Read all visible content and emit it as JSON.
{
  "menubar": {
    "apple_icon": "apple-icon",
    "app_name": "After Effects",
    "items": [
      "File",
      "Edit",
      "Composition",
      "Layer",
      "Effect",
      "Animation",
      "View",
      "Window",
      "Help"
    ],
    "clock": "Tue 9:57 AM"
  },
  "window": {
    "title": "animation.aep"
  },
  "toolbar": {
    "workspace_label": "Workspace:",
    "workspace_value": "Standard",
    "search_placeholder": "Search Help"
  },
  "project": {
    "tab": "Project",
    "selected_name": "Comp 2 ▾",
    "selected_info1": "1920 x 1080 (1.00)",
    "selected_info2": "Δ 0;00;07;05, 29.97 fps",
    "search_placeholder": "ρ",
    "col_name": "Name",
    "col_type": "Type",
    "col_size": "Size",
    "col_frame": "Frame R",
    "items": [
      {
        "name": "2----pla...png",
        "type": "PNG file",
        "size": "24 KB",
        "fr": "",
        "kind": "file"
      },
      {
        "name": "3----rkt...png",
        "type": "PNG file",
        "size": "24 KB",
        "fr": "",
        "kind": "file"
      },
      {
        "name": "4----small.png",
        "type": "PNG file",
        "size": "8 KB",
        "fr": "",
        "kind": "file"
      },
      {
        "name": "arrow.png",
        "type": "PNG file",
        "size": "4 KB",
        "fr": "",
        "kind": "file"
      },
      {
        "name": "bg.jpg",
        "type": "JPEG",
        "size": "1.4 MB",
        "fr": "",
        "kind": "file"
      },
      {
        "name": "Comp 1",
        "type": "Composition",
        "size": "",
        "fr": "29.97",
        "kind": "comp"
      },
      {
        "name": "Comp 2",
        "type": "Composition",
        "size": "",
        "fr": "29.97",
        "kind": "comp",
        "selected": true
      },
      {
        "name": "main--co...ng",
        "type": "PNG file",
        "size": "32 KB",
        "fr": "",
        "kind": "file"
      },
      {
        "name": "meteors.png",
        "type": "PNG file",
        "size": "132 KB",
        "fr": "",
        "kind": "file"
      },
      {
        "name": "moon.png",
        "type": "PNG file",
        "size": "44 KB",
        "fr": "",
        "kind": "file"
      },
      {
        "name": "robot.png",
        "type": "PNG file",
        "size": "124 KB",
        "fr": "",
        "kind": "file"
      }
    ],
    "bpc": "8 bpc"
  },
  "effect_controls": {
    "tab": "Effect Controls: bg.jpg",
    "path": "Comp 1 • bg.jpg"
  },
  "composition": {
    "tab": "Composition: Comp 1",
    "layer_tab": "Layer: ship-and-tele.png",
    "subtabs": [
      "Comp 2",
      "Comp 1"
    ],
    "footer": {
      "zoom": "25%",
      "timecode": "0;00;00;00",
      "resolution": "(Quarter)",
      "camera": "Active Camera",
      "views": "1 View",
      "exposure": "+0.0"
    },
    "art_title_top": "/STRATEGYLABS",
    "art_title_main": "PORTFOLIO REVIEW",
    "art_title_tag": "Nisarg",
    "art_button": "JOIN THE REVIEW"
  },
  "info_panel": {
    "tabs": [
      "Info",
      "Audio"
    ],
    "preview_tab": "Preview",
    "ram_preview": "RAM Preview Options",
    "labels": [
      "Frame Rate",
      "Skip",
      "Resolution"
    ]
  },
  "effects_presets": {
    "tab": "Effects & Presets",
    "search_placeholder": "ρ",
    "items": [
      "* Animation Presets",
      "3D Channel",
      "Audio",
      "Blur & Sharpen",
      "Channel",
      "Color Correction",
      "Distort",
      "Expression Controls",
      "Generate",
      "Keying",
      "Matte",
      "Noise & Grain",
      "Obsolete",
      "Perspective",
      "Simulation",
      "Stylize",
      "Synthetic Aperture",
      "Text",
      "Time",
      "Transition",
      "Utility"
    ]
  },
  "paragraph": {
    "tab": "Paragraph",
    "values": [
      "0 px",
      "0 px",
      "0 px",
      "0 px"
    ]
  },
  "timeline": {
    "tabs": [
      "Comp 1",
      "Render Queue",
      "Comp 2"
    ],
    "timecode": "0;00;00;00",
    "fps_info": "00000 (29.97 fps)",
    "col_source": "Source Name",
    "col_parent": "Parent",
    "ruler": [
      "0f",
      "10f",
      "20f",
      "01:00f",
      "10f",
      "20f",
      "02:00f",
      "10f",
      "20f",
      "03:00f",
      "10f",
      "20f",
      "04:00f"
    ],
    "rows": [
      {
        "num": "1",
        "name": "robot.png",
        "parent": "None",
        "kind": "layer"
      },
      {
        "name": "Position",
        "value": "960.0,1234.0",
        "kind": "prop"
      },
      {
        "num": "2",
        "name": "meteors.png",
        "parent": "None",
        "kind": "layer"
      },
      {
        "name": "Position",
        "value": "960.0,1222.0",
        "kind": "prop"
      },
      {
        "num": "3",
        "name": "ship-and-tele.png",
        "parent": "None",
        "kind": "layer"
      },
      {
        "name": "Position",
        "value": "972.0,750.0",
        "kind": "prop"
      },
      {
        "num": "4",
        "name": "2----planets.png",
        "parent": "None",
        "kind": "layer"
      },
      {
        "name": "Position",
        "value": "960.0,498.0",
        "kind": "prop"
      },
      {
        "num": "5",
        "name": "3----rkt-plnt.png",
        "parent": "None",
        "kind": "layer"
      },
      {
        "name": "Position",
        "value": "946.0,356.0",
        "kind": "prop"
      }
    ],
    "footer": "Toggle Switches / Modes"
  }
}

[Stated task]: Restate the whole of the material exactly.

[Answer to the task]:
Read all visible content and emit it as JSON.
{
  "menubar": {
    "apple_icon": "apple-icon",
    "app_name": "After Effects",
    "items": [
      "File",
      "Edit",
      "Composition",
      "Layer",
      "Effect",
      "Animation",
      "View",
      "Window",
      "Help"
    ],
    "clock": "Tue 9:57 AM"
  },
  "window": {
    "title": "animation.aep"
  },
  "toolbar": {
    "workspace_label": "Workspace:",
    "workspace_value": "Standard",
    "search_placeholder": "Search Help"
  },
  "project": {
    "tab": "Project",
    "selected_name": "Comp 2 ▾",
    "selected_info1": "1920 x 1080 (1.00)",
    "selected_info2": "Δ 0;00;07;05, 29.97 fps",
    "search_placeholder": "ρ",
    "col_name": "Name",
    "col_type": "Type",
    "col_size": "Size",
    "col_frame": "Frame R",
    "items": [
      {
        "name": "2----pla...png",
        "type": "PNG file",
        "size": "24 KB",
        "fr": "",
        "kind": "file"
      },
      {
        "name": "3----rkt...png",
        "type": "PNG file",
        "size": "24 KB",
        "fr": "",
        "kind": "file"
      },
      {
        "name": "4----small.png",
        "type": "PNG file",
        "size": "8 KB",
        "fr": "",
        "kind": "file"
      },
      {
        "name": "arrow.png",
        "type": "PNG file",
        "size": "4 KB",
        "fr": "",
        "kind": "file"
      },
      {
        "name": "bg.jpg",
        "type": "JPEG",
        "size": "1.4 MB",
        "fr": "",
        "kind": "file"
      },
      {
        "name": "Comp 1",
        "type": "Composition",
        "size": "",
        "fr": "29.97",
        "kind": "comp"
      },
      {
        "name": "Comp 2",
        "type": "Composition",
        "size": "",
        "fr": "29.97",
        "kind": "comp",
        "selected": true
      },
      {
        "name": "main--co...ng",
        "type": "PNG file",
        "size": "32 KB",
        "fr": "",
        "kind": "file"
      },
      {
        "name": "meteors.png",
        "type": "PNG file",
        "size": "132 KB",
        "fr": "",
        "kind": "file"
      },
      {
        "name": "moon.png",
        "type": "PNG file",
        "size": "44 KB",
        "fr": "",
        "kind": "file"
      },
      {
        "name": "robot.png",
        "type": "PNG file",
        "size": "124 KB",
        "fr": "",
        "kind": "file"
      }
    ],
    "bpc": "8 bpc"
  },
  "effect_controls": {
    "tab": "Effect Controls: bg.jpg",
    "path": "Comp 1 • bg.jpg"
  },
  "composition": {
    "tab": "Composition: Comp 1",
    "layer_tab": "Layer: ship-and-tele.png",
    "subtabs": [
      "Comp 2",
      "Comp 1"
    ],
    "footer": {
      "zoom": "25%",
      "timecode": "0;00;00;00",
      "resolution": "(Quarter)",
      "camera": "Active Camera",
      "views": "1 View",
      "exposure": "+0.0"
    },
    "art_title_top": "/STRATEGYLABS",
    "art_title_main": "PORTFOLIO REVIEW",
    "art_title_tag": "Nisarg",
    "art_button": "JOIN THE REVIEW"
  },
  "info_panel": {
    "tabs": [
      "Info",
      "Audio"
    ],
    "preview_tab": "Preview",
    "ram_preview": "RAM Preview Options",
    "labels": [
      "Frame Rate",
      "Skip",
      "Resolution"
    ]
  },
  "effects_presets": {
    "tab": "Effects & Presets",
    "search_placeholder": "ρ",
    "items": [
      "* Animation Presets",
      "3D Channel",
      "Audio",
      "Blur & Sharpen",
      "Channel",
      "Color Correction",
      "Distort",
      "Expression Controls",
      "Generate",
      "Keying",
      "Matte",
      "Noise & Grain",
      "Obsolete",
      "Perspective",
      "Simulation",
      "Stylize",
      "Synthetic Aperture",
      "Text",
      "Time",
      "Transition",
      "Utility"
    ]
  },
  "paragraph": {
    "tab": "Paragraph",
    "values": [
      "0 px",
      "0 px",
      "0 px",
      "0 px"
    ]
  },
  "timeline": {
    "tabs": [
      "Comp 1",
      "Render Queue",
      "Comp 2"
    ],
    "timecode": "0;00;00;00",
    "fps_info": "00000 (29.97 fps)",
    "col_source": "Source Name",
    "col_parent": "Parent",
    "ruler": [
      "0f",
      "10f",
      "20f",
      "01:00f",
      "10f",
      "20f",
      "02:00f",
      "10f",
      "20f",
      "03:00f",
      "10f",
      "20f",
      "04:00f"
    ],
    "rows": [
      {
        "num": "1",
        "name": "robot.png",
        "parent": "None",
        "kind": "layer"
      },
      {
        "name": "Position",
        "value": "960.0,1234.0",
        "kind": "prop"
      },
      {
        "num": "2",
        "name": "meteors.png",
        "parent": "None",
        "kind": "layer"
      },
      {
        "name": "Position",
        "value": "960.0,1222.0",
        "kind": "prop"
      },
      {
        "num": "3",
        "name": "ship-and-tele.png",
        "parent": "None",
        "kind": "layer"
      },
      {
        "name": "Position",
        "value": "972.0,750.0",
        "kind": "prop"
      },
      {
        "num": "4",
        "name": "2----planets.png",
        "parent": "None",
        "kind": "layer"
      },
      {
        "name": "Position",
        "value": "960.0,498.0",
        "kind": "prop"
      },
      {
        "num": "5",
        "name": "3----rkt-plnt.png",
        "parent": "None",
        "kind": "layer"
      },
      {
        "name": "Position",
        "value": "946.0,356.0",
        "kind": "prop"
      }
    ],
    "footer": "Toggle Switches / Modes"
  }
}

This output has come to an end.